■ **What to do**:
Give a verbatim copy of the lines below, minus the pictures.

--- start of Data provided ---

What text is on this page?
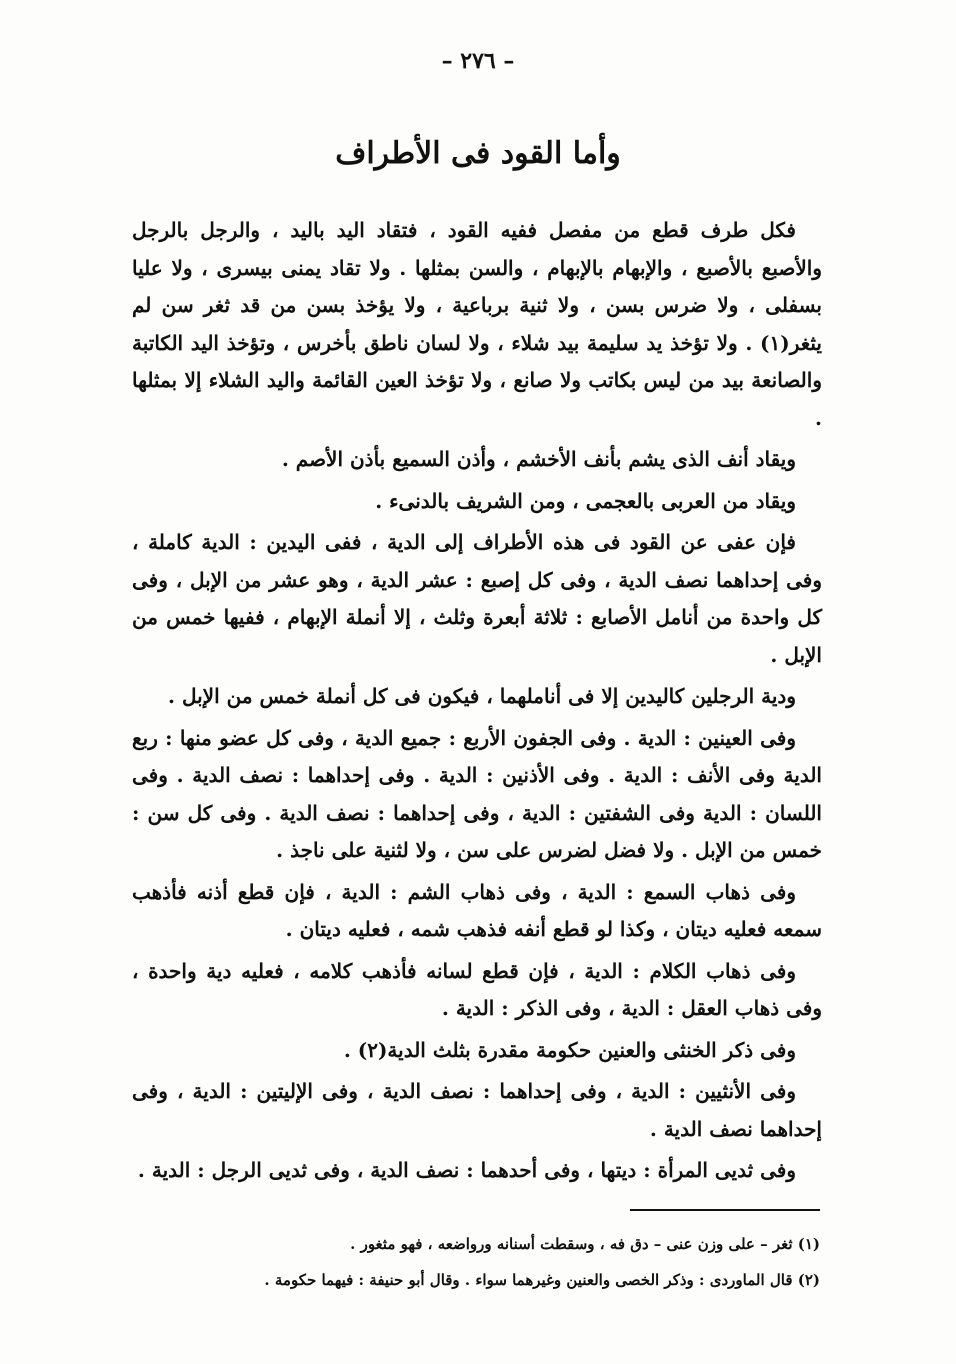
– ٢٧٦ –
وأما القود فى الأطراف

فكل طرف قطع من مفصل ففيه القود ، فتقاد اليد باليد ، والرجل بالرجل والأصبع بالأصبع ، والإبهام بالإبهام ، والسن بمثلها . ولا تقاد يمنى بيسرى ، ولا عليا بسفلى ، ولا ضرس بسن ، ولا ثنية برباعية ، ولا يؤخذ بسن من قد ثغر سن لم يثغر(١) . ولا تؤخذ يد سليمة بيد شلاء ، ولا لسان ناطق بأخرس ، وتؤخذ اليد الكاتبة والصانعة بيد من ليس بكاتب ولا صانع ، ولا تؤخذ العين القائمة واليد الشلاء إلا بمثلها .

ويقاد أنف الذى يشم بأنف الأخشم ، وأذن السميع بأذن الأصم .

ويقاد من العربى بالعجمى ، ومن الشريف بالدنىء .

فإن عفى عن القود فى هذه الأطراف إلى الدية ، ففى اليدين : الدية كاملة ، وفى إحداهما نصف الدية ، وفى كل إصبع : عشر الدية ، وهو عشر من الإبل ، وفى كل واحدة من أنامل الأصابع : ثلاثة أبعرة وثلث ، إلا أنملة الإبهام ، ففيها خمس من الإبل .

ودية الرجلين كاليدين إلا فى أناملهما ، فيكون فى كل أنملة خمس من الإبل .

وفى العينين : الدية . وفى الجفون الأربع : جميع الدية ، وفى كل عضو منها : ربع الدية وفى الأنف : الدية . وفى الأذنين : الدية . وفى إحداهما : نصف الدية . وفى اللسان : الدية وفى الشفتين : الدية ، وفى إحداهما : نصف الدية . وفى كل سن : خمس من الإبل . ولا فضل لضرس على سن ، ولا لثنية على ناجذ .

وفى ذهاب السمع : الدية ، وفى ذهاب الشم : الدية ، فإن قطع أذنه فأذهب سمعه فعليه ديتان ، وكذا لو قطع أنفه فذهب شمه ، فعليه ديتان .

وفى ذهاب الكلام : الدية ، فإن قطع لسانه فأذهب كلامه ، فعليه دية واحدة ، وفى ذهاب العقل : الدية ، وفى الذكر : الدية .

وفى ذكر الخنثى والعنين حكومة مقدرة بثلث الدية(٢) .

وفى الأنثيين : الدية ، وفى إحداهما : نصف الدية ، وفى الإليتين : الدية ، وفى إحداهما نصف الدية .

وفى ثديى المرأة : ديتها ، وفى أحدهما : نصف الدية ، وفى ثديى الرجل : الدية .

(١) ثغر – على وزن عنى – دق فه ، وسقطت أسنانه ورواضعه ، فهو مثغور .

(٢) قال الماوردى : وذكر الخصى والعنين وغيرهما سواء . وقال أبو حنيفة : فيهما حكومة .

--- end of Data provided ---

■ **Response to the exercise**:
What text is on this page?
– ٢٧٦ –
وأما القود فى الأطراف

فكل طرف قطع من مفصل ففيه القود ، فتقاد اليد باليد ، والرجل بالرجل والأصبع بالأصبع ، والإبهام بالإبهام ، والسن بمثلها . ولا تقاد يمنى بيسرى ، ولا عليا بسفلى ، ولا ضرس بسن ، ولا ثنية برباعية ، ولا يؤخذ بسن من قد ثغر سن لم يثغر(١) . ولا تؤخذ يد سليمة بيد شلاء ، ولا لسان ناطق بأخرس ، وتؤخذ اليد الكاتبة والصانعة بيد من ليس بكاتب ولا صانع ، ولا تؤخذ العين القائمة واليد الشلاء إلا بمثلها .

ويقاد أنف الذى يشم بأنف الأخشم ، وأذن السميع بأذن الأصم .

ويقاد من العربى بالعجمى ، ومن الشريف بالدنىء .

فإن عفى عن القود فى هذه الأطراف إلى الدية ، ففى اليدين : الدية كاملة ، وفى إحداهما نصف الدية ، وفى كل إصبع : عشر الدية ، وهو عشر من الإبل ، وفى كل واحدة من أنامل الأصابع : ثلاثة أبعرة وثلث ، إلا أنملة الإبهام ، ففيها خمس من الإبل .

ودية الرجلين كاليدين إلا فى أناملهما ، فيكون فى كل أنملة خمس من الإبل .

وفى العينين : الدية . وفى الجفون الأربع : جميع الدية ، وفى كل عضو منها : ربع الدية وفى الأنف : الدية . وفى الأذنين : الدية . وفى إحداهما : نصف الدية . وفى اللسان : الدية وفى الشفتين : الدية ، وفى إحداهما : نصف الدية . وفى كل سن : خمس من الإبل . ولا فضل لضرس على سن ، ولا لثنية على ناجذ .

وفى ذهاب السمع : الدية ، وفى ذهاب الشم : الدية ، فإن قطع أذنه فأذهب سمعه فعليه ديتان ، وكذا لو قطع أنفه فذهب شمه ، فعليه ديتان .

وفى ذهاب الكلام : الدية ، فإن قطع لسانه فأذهب كلامه ، فعليه دية واحدة ، وفى ذهاب العقل : الدية ، وفى الذكر : الدية .

وفى ذكر الخنثى والعنين حكومة مقدرة بثلث الدية(٢) .

وفى الأنثيين : الدية ، وفى إحداهما : نصف الدية ، وفى الإليتين : الدية ، وفى إحداهما نصف الدية .

وفى ثديى المرأة : ديتها ، وفى أحدهما : نصف الدية ، وفى ثديى الرجل : الدية .

(١) ثغر – على وزن عنى – دق فه ، وسقطت أسنانه ورواضعه ، فهو مثغور .

(٢) قال الماوردى : وذكر الخصى والعنين وغيرهما سواء . وقال أبو حنيفة : فيهما حكومة .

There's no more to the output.